Task brief:
Return, word for word, the part of the Fortran discussion starting with "In Fortran you" and going on through "were reasonably standard.".

Frankly, it seems to me that the available HPC hardware being inherently massively parallel has had a profound effect on constraining the problems we try to solve, and that there are huge, unexplored areas that are unexplored for what amounts to the equivalent of someone looking for their contact lens under the streetlight, rather than in the alley where they lost it, "because the light's better".
" I can't imagine what it would be like trying to bolt together a dozen or more different utility libraries each using their own favorite blend of parallel processing API's."
In Fortran you don't. Fortran has the mathematically expected parallel constructions built into the language, and the compiler directives commonly used before things are entirely in the language were reasonably standard.
I think Fortran is very good for quantitative programming and I regret that in my commercial enterprise it is essentially forbidden as alien.
Then you're likely a waste of time and detriment to your team.
I have had conversations with some of my friends who work on the peta-scale clusters and thought much the same as you. But, it turns out, when you're working with that level of system, you're probably addressing some small part of a much, much larger problem that has been largely solved. The existing code that performs 99.9% of your task is written in Fortran and actively developed by a very successful team of researchers. Attempting to rewrite the working, debugged, code so you can work in your favorite language today is not only impossible, but would likely get you removed from the team.

Source data:

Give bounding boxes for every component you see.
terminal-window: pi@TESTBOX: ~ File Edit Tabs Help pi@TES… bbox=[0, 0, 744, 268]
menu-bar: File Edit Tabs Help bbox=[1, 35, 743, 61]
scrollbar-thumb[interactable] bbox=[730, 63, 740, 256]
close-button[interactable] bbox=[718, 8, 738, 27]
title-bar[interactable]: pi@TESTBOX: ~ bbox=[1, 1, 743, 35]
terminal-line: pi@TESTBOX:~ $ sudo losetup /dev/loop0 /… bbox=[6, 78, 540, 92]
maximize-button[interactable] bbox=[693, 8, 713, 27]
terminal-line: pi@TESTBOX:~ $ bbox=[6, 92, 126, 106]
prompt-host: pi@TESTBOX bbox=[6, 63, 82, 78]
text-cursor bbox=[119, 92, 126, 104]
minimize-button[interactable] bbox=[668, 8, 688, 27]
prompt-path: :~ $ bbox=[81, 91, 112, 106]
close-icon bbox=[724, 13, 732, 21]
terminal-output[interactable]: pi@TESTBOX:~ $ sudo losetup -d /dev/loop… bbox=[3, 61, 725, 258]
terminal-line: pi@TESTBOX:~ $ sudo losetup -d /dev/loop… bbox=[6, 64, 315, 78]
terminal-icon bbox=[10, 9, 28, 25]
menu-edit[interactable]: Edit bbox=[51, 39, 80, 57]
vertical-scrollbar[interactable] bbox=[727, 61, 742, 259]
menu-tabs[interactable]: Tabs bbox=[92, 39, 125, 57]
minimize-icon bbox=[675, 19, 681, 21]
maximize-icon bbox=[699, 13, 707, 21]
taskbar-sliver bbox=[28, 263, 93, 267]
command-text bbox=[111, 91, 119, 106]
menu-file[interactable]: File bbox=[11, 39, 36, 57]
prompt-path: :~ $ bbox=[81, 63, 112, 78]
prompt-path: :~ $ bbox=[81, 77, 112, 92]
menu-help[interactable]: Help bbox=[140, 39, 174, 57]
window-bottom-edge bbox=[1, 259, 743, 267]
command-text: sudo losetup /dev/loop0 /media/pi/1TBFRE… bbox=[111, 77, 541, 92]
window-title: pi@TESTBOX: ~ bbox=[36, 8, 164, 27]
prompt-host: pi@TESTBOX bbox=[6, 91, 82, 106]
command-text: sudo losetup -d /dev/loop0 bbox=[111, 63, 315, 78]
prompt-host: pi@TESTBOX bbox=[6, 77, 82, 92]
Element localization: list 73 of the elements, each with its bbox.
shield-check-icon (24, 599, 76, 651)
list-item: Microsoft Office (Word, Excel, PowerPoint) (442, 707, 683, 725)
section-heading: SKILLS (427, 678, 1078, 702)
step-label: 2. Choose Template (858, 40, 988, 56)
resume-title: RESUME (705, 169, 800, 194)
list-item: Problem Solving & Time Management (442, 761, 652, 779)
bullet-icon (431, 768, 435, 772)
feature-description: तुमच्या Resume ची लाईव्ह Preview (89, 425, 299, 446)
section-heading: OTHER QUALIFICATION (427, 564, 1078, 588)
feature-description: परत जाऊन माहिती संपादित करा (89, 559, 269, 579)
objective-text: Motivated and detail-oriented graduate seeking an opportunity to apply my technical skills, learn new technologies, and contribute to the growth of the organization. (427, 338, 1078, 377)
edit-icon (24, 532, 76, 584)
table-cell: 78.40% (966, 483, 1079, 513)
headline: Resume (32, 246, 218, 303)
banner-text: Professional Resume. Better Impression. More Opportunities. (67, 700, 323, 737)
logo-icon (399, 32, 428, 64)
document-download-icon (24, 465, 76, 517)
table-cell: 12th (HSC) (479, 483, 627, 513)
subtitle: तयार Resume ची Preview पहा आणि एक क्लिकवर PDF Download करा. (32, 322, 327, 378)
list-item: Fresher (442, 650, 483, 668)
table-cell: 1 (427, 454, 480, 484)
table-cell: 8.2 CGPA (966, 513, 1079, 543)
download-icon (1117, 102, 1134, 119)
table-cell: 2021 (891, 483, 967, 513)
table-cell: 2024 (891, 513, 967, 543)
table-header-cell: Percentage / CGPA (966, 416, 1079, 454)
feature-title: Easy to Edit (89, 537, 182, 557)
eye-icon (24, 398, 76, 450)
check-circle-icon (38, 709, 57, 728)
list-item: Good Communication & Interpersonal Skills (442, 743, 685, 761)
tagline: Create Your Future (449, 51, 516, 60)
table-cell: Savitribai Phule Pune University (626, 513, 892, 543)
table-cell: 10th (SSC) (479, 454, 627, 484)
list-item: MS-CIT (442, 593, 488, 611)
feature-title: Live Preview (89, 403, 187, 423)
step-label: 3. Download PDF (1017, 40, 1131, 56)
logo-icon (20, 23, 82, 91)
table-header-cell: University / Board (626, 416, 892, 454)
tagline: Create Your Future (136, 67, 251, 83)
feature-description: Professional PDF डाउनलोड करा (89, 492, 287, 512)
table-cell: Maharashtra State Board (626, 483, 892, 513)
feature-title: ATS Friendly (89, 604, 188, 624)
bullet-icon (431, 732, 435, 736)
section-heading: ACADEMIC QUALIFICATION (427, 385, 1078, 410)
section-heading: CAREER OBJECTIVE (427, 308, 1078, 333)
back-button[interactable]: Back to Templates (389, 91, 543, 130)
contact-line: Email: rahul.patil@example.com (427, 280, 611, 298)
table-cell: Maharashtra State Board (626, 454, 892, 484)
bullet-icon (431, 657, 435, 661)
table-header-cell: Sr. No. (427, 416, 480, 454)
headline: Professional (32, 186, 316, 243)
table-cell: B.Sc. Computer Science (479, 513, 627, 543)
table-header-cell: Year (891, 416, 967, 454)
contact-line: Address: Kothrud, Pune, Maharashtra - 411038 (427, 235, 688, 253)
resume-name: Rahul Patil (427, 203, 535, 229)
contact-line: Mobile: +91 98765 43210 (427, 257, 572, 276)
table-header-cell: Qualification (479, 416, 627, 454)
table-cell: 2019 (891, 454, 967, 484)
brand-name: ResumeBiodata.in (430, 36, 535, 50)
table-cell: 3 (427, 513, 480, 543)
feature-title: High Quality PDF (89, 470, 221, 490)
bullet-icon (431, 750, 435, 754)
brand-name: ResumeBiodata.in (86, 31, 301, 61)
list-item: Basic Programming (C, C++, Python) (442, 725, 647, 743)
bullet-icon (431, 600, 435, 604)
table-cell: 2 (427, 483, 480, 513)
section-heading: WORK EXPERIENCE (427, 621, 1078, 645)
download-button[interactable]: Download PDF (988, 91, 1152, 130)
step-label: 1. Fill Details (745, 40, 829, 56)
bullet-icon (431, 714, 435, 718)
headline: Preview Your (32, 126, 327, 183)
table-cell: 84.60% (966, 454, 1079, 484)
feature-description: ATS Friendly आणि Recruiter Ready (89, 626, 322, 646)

Response box:
In Fortran you don't. Fortran has the mathematically expected parallel constructions built into the language, and the compiler directives commonly used before things are entirely in the language were reasonably standard.